* **EXERCISE INSTRUCTIONS**:
Below is the data. Give it again, complete and exact.

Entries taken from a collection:
————
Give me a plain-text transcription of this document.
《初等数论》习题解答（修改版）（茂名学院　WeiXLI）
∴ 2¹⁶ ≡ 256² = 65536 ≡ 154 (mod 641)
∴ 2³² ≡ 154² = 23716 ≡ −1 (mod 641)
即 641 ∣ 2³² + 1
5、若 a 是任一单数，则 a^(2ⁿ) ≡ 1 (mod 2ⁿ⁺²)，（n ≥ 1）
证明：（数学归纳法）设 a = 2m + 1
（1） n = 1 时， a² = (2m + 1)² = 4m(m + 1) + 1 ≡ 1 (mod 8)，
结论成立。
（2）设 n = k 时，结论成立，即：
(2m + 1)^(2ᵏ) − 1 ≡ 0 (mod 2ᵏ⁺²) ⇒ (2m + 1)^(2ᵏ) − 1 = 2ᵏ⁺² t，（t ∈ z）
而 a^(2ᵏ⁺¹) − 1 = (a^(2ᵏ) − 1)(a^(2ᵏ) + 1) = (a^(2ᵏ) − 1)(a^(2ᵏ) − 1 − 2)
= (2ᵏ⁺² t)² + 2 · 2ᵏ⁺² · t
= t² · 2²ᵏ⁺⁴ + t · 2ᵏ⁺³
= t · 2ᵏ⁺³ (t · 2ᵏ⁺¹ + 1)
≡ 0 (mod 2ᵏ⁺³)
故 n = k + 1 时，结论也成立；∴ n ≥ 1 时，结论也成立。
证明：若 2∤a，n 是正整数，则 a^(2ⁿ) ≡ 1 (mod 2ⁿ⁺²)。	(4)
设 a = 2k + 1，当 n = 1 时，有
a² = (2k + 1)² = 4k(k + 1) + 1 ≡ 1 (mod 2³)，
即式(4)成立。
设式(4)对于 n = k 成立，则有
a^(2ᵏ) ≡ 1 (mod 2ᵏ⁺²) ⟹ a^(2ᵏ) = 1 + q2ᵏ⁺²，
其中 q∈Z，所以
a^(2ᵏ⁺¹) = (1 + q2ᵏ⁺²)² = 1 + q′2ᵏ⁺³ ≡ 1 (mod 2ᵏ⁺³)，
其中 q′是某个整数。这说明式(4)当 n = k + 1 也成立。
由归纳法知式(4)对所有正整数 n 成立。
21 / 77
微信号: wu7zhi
————
* **RESULT OF THE EXERCISE**:
Give me a plain-text transcription of this document.
《初等数论》习题解答（修改版）（茂名学院　WeiXLI）
∴ 2¹⁶ ≡ 256² = 65536 ≡ 154 (mod 641)
∴ 2³² ≡ 154² = 23716 ≡ −1 (mod 641)
即 641 ∣ 2³² + 1
5、若 a 是任一单数，则 a^(2ⁿ) ≡ 1 (mod 2ⁿ⁺²)，（n ≥ 1）
证明：（数学归纳法）设 a = 2m + 1
（1） n = 1 时， a² = (2m + 1)² = 4m(m + 1) + 1 ≡ 1 (mod 8)，
结论成立。
（2）设 n = k 时，结论成立，即：
(2m + 1)^(2ᵏ) − 1 ≡ 0 (mod 2ᵏ⁺²) ⇒ (2m + 1)^(2ᵏ) − 1 = 2ᵏ⁺² t，（t ∈ z）
而 a^(2ᵏ⁺¹) − 1 = (a^(2ᵏ) − 1)(a^(2ᵏ) + 1) = (a^(2ᵏ) − 1)(a^(2ᵏ) − 1 − 2)
= (2ᵏ⁺² t)² + 2 · 2ᵏ⁺² · t
= t² · 2²ᵏ⁺⁴ + t · 2ᵏ⁺³
= t · 2ᵏ⁺³ (t · 2ᵏ⁺¹ + 1)
≡ 0 (mod 2ᵏ⁺³)
故 n = k + 1 时，结论也成立；∴ n ≥ 1 时，结论也成立。
证明：若 2∤a，n 是正整数，则 a^(2ⁿ) ≡ 1 (mod 2ⁿ⁺²)。	(4)
设 a = 2k + 1，当 n = 1 时，有
a² = (2k + 1)² = 4k(k + 1) + 1 ≡ 1 (mod 2³)，
即式(4)成立。
设式(4)对于 n = k 成立，则有
a^(2ᵏ) ≡ 1 (mod 2ᵏ⁺²) ⟹ a^(2ᵏ) = 1 + q2ᵏ⁺²，
其中 q∈Z，所以
a^(2ᵏ⁺¹) = (1 + q2ᵏ⁺²)² = 1 + q′2ᵏ⁺³ ≡ 1 (mod 2ᵏ⁺³)，
其中 q′是某个整数。这说明式(4)当 n = k + 1 也成立。
由归纳法知式(4)对所有正整数 n 成立。
21 / 77
微信号: wu7zhi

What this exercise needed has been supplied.